─── RECORDED DATA ───
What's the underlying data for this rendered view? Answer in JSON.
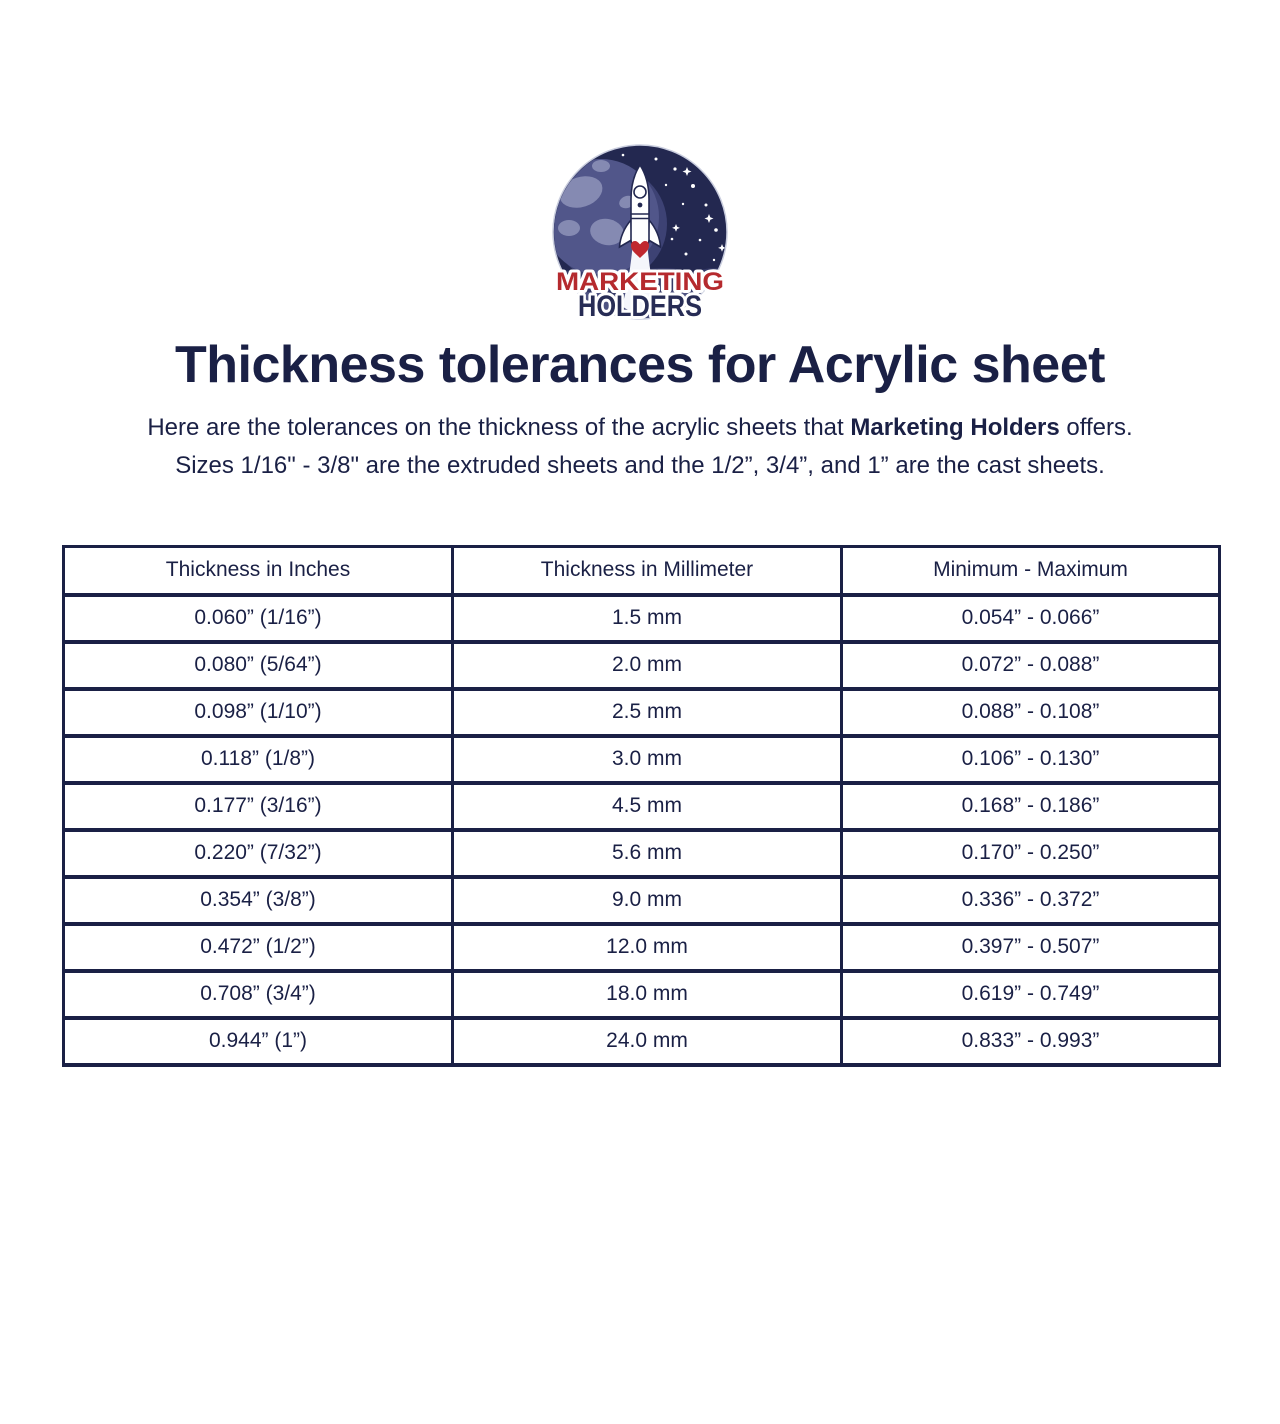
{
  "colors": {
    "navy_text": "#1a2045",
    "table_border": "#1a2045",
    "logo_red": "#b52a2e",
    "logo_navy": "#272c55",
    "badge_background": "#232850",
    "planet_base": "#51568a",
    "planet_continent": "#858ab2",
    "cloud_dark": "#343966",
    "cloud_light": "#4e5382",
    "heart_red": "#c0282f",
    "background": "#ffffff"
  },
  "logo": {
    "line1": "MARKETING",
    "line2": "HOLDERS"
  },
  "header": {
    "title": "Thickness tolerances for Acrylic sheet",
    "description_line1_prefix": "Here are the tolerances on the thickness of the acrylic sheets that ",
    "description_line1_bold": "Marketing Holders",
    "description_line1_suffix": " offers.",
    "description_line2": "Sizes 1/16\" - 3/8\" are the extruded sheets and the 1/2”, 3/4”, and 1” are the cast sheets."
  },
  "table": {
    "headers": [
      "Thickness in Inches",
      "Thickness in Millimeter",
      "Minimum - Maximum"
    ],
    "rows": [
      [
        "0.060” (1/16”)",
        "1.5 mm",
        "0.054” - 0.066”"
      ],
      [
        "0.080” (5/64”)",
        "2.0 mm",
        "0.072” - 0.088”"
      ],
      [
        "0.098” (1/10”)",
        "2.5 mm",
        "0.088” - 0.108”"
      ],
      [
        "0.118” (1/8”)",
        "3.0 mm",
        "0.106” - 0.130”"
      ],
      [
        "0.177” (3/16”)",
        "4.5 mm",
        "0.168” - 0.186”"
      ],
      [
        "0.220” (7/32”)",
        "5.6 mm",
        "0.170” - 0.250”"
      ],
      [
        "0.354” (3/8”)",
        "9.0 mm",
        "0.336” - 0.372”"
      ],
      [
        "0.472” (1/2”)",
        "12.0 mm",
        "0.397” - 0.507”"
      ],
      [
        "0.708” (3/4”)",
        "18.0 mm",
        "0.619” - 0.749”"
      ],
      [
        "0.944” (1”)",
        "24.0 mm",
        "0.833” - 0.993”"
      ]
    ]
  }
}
───
> **EXERCISE REQUIREMENTS**:
Write down every line of the data above that includes the string "sheets".

> **ANSWER IN FULL**:
    "description_line1_prefix": "Here are the tolerances on the thickness of the acrylic sheets that ",
    "description_line2": "Sizes 1/16\" - 3/8\" are the extruded sheets and the 1/2”, 3/4”, and 1” are the cast sheets."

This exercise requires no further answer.